INSTRUCTIONS TO FOLLOW —
Restate the entries word for word, omitting nothing.

SUPPLIED MATERIAL —
--- begin ---
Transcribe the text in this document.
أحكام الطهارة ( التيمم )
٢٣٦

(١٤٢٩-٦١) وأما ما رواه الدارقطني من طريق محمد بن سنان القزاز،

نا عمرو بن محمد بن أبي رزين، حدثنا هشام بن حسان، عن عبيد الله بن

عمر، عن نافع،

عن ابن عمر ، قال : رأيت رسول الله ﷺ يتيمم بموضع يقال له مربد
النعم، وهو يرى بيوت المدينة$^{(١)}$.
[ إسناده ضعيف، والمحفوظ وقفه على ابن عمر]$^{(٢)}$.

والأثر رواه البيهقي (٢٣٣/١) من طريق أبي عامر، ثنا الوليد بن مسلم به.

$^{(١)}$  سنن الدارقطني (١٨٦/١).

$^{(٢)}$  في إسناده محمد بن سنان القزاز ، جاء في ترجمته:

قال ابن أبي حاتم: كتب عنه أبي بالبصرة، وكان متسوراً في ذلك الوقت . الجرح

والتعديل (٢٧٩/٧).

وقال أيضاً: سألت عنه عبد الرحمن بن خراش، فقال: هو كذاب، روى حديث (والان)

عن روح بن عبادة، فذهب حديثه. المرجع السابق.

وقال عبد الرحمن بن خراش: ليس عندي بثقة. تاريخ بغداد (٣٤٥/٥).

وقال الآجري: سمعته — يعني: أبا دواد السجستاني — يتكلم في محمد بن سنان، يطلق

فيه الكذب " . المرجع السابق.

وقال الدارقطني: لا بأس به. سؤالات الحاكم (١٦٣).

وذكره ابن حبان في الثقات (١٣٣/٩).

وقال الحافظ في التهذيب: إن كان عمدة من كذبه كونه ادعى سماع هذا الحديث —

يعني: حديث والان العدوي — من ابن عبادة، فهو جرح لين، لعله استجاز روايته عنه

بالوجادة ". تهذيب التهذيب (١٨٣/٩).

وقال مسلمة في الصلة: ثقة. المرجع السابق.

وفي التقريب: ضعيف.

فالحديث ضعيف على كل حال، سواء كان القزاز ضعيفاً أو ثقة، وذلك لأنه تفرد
--- end ---
EXERCISE RESULT —
Transcribe the text in this document.
أحكام الطهارة ( التيمم )
٢٣٦

(١٤٢٩-٦١) وأما ما رواه الدارقطني من طريق محمد بن سنان القزاز،

نا عمرو بن محمد بن أبي رزين، حدثنا هشام بن حسان، عن عبيد الله بن

عمر، عن نافع،

عن ابن عمر ، قال : رأيت رسول الله ﷺ يتيمم بموضع يقال له مربد
النعم، وهو يرى بيوت المدينة$^{(١)}$.
[ إسناده ضعيف، والمحفوظ وقفه على ابن عمر]$^{(٢)}$.

والأثر رواه البيهقي (٢٣٣/١) من طريق أبي عامر، ثنا الوليد بن مسلم به.

$^{(١)}$  سنن الدارقطني (١٨٦/١).

$^{(٢)}$  في إسناده محمد بن سنان القزاز ، جاء في ترجمته:

قال ابن أبي حاتم: كتب عنه أبي بالبصرة، وكان متسوراً في ذلك الوقت . الجرح

والتعديل (٢٧٩/٧).

وقال أيضاً: سألت عنه عبد الرحمن بن خراش، فقال: هو كذاب، روى حديث (والان)

عن روح بن عبادة، فذهب حديثه. المرجع السابق.

وقال عبد الرحمن بن خراش: ليس عندي بثقة. تاريخ بغداد (٣٤٥/٥).

وقال الآجري: سمعته — يعني: أبا دواد السجستاني — يتكلم في محمد بن سنان، يطلق

فيه الكذب " . المرجع السابق.

وقال الدارقطني: لا بأس به. سؤالات الحاكم (١٦٣).

وذكره ابن حبان في الثقات (١٣٣/٩).

وقال الحافظ في التهذيب: إن كان عمدة من كذبه كونه ادعى سماع هذا الحديث —

يعني: حديث والان العدوي — من ابن عبادة، فهو جرح لين، لعله استجاز روايته عنه

بالوجادة ". تهذيب التهذيب (١٨٣/٩).

وقال مسلمة في الصلة: ثقة. المرجع السابق.

وفي التقريب: ضعيف.

فالحديث ضعيف على كل حال، سواء كان القزاز ضعيفاً أو ثقة، وذلك لأنه تفرد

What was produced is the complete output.